EXERCISE GOAL: Reproduce every line of the listing as written, apart from the pictures.

(Entries taken from a collection)
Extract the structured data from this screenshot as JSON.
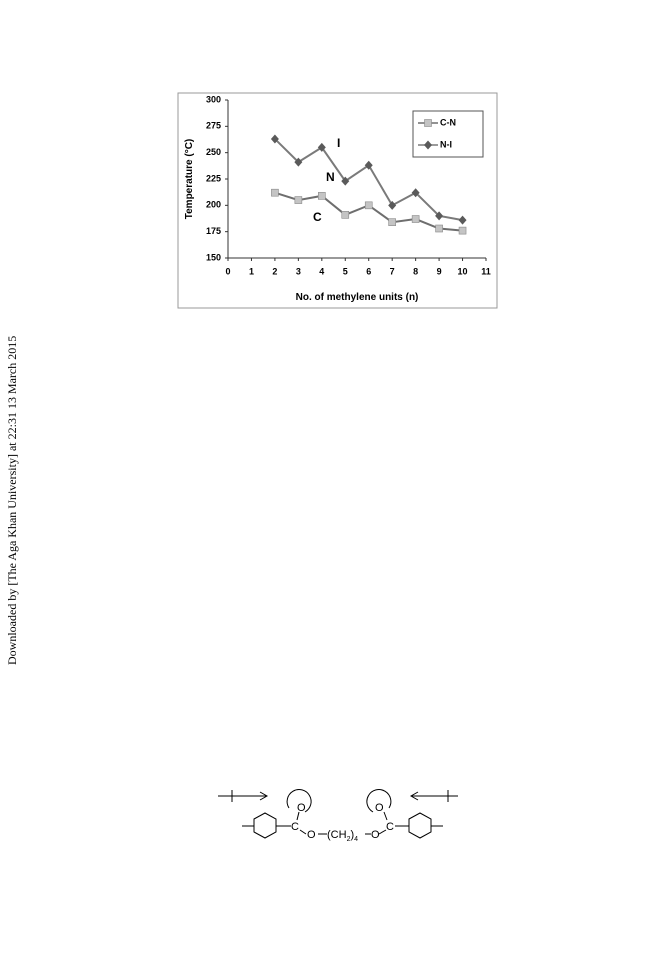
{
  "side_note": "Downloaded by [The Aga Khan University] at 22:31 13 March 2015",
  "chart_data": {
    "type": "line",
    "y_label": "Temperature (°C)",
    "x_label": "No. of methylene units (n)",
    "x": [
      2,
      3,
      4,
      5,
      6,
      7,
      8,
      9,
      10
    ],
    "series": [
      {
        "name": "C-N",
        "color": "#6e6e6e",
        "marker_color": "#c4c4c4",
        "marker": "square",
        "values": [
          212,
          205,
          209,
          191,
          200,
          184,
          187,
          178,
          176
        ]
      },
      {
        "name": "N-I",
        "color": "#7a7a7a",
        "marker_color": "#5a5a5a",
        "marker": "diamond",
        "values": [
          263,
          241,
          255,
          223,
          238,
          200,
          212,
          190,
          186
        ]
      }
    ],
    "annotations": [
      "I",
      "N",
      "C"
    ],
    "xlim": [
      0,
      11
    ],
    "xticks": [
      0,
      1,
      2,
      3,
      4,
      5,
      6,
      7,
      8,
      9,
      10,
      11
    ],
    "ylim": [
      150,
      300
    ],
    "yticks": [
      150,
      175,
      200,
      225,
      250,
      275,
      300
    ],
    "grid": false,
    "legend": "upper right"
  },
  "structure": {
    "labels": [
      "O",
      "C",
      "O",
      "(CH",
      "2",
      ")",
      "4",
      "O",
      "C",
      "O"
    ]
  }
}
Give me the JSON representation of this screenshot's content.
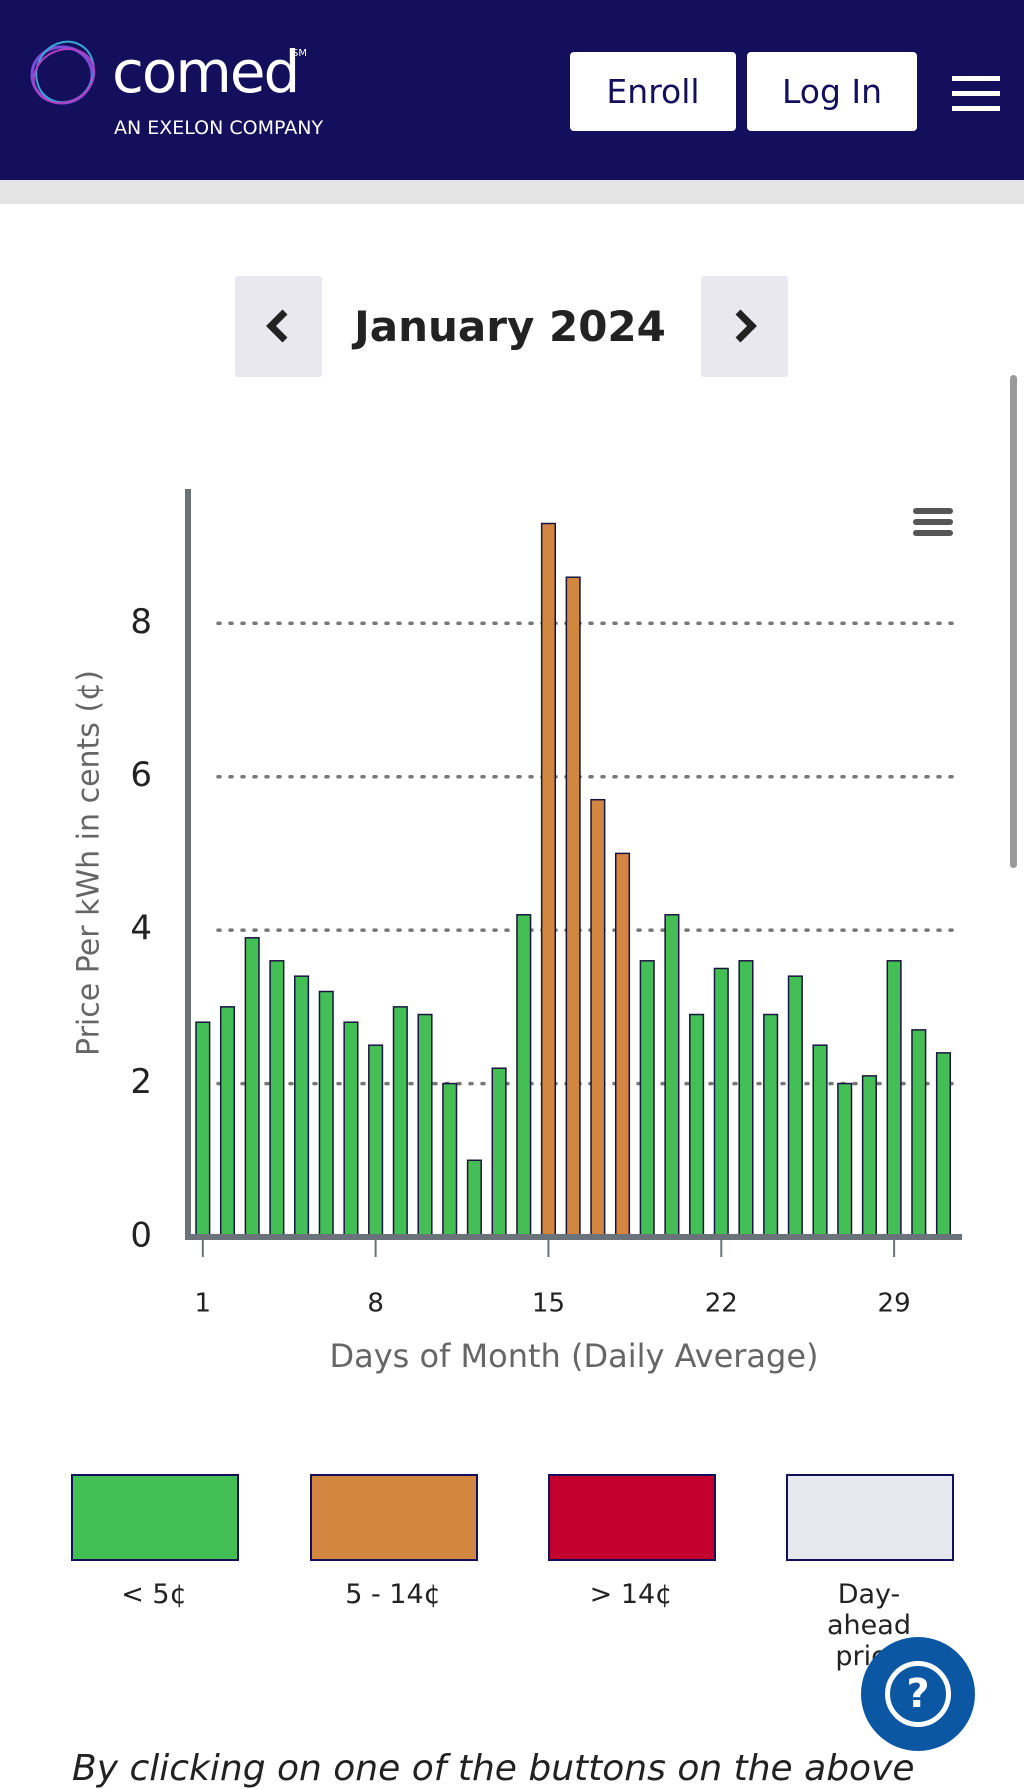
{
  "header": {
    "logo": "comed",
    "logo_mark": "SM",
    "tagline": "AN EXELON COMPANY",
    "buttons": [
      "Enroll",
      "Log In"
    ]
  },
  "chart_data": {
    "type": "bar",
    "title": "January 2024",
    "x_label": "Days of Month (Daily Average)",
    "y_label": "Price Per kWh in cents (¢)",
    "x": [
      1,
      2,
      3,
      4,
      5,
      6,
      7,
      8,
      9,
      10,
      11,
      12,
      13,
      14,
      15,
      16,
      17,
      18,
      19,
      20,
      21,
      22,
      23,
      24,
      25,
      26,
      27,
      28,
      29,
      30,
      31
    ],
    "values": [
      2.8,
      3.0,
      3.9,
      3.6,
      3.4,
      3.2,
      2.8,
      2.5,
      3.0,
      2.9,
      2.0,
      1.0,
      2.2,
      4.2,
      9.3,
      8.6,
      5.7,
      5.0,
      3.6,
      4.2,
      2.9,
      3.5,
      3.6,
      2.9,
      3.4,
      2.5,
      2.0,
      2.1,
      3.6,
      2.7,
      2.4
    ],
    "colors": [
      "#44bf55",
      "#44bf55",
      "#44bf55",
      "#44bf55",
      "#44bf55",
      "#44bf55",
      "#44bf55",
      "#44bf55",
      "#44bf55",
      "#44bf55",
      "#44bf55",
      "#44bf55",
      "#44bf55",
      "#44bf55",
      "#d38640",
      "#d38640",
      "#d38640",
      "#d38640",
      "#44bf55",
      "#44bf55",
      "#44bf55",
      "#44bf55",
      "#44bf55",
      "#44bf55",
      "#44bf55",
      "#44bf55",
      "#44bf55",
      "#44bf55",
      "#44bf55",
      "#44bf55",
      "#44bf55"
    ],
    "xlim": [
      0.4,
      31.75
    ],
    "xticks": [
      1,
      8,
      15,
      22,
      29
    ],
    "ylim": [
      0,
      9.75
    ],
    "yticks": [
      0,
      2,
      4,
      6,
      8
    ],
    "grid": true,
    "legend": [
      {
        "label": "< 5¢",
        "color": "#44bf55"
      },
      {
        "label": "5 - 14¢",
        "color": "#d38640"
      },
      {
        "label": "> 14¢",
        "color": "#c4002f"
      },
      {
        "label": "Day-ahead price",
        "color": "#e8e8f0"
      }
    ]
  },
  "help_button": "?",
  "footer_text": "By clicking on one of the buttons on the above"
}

REPLY TO THE TASK:
Extract the structured data from this screenshot as JSON.
{
  "side_note": "Downloaded by [The Aga Khan University] at 22:31 13 March 2015",
  "chart_data": {
    "type": "line",
    "y_label": "Temperature (°C)",
    "x_label": "No. of methylene units (n)",
    "x": [
      2,
      3,
      4,
      5,
      6,
      7,
      8,
      9,
      10
    ],
    "series": [
      {
        "name": "C-N",
        "color": "#6e6e6e",
        "marker_color": "#c4c4c4",
        "marker": "square",
        "values": [
          212,
          205,
          209,
          191,
          200,
          184,
          187,
          178,
          176
        ]
      },
      {
        "name": "N-I",
        "color": "#7a7a7a",
        "marker_color": "#5a5a5a",
        "marker": "diamond",
        "values": [
          263,
          241,
          255,
          223,
          238,
          200,
          212,
          190,
          186
        ]
      }
    ],
    "annotations": [
      "I",
      "N",
      "C"
    ],
    "xlim": [
      0,
      11
    ],
    "xticks": [
      0,
      1,
      2,
      3,
      4,
      5,
      6,
      7,
      8,
      9,
      10,
      11
    ],
    "ylim": [
      150,
      300
    ],
    "yticks": [
      150,
      175,
      200,
      225,
      250,
      275,
      300
    ],
    "grid": false,
    "legend": "upper right"
  },
  "structure": {
    "labels": [
      "O",
      "C",
      "O",
      "(CH",
      "2",
      ")",
      "4",
      "O",
      "C",
      "O"
    ]
  }
}
Give me the JSON representation of this screenshot's content.
{
  "header": {
    "logo": "comed",
    "logo_mark": "SM",
    "tagline": "AN EXELON COMPANY",
    "buttons": [
      "Enroll",
      "Log In"
    ]
  },
  "chart_data": {
    "type": "bar",
    "title": "January 2024",
    "x_label": "Days of Month (Daily Average)",
    "y_label": "Price Per kWh in cents (¢)",
    "x": [
      1,
      2,
      3,
      4,
      5,
      6,
      7,
      8,
      9,
      10,
      11,
      12,
      13,
      14,
      15,
      16,
      17,
      18,
      19,
      20,
      21,
      22,
      23,
      24,
      25,
      26,
      27,
      28,
      29,
      30,
      31
    ],
    "values": [
      2.8,
      3.0,
      3.9,
      3.6,
      3.4,
      3.2,
      2.8,
      2.5,
      3.0,
      2.9,
      2.0,
      1.0,
      2.2,
      4.2,
      9.3,
      8.6,
      5.7,
      5.0,
      3.6,
      4.2,
      2.9,
      3.5,
      3.6,
      2.9,
      3.4,
      2.5,
      2.0,
      2.1,
      3.6,
      2.7,
      2.4
    ],
    "colors": [
      "#44bf55",
      "#44bf55",
      "#44bf55",
      "#44bf55",
      "#44bf55",
      "#44bf55",
      "#44bf55",
      "#44bf55",
      "#44bf55",
      "#44bf55",
      "#44bf55",
      "#44bf55",
      "#44bf55",
      "#44bf55",
      "#d38640",
      "#d38640",
      "#d38640",
      "#d38640",
      "#44bf55",
      "#44bf55",
      "#44bf55",
      "#44bf55",
      "#44bf55",
      "#44bf55",
      "#44bf55",
      "#44bf55",
      "#44bf55",
      "#44bf55",
      "#44bf55",
      "#44bf55",
      "#44bf55"
    ],
    "xlim": [
      0.4,
      31.75
    ],
    "xticks": [
      1,
      8,
      15,
      22,
      29
    ],
    "ylim": [
      0,
      9.75
    ],
    "yticks": [
      0,
      2,
      4,
      6,
      8
    ],
    "grid": true,
    "legend": [
      {
        "label": "< 5¢",
        "color": "#44bf55"
      },
      {
        "label": "5 - 14¢",
        "color": "#d38640"
      },
      {
        "label": "> 14¢",
        "color": "#c4002f"
      },
      {
        "label": "Day-ahead price",
        "color": "#e8e8f0"
      }
    ]
  },
  "help_button": "?",
  "footer_text": "By clicking on one of the buttons on the above"
}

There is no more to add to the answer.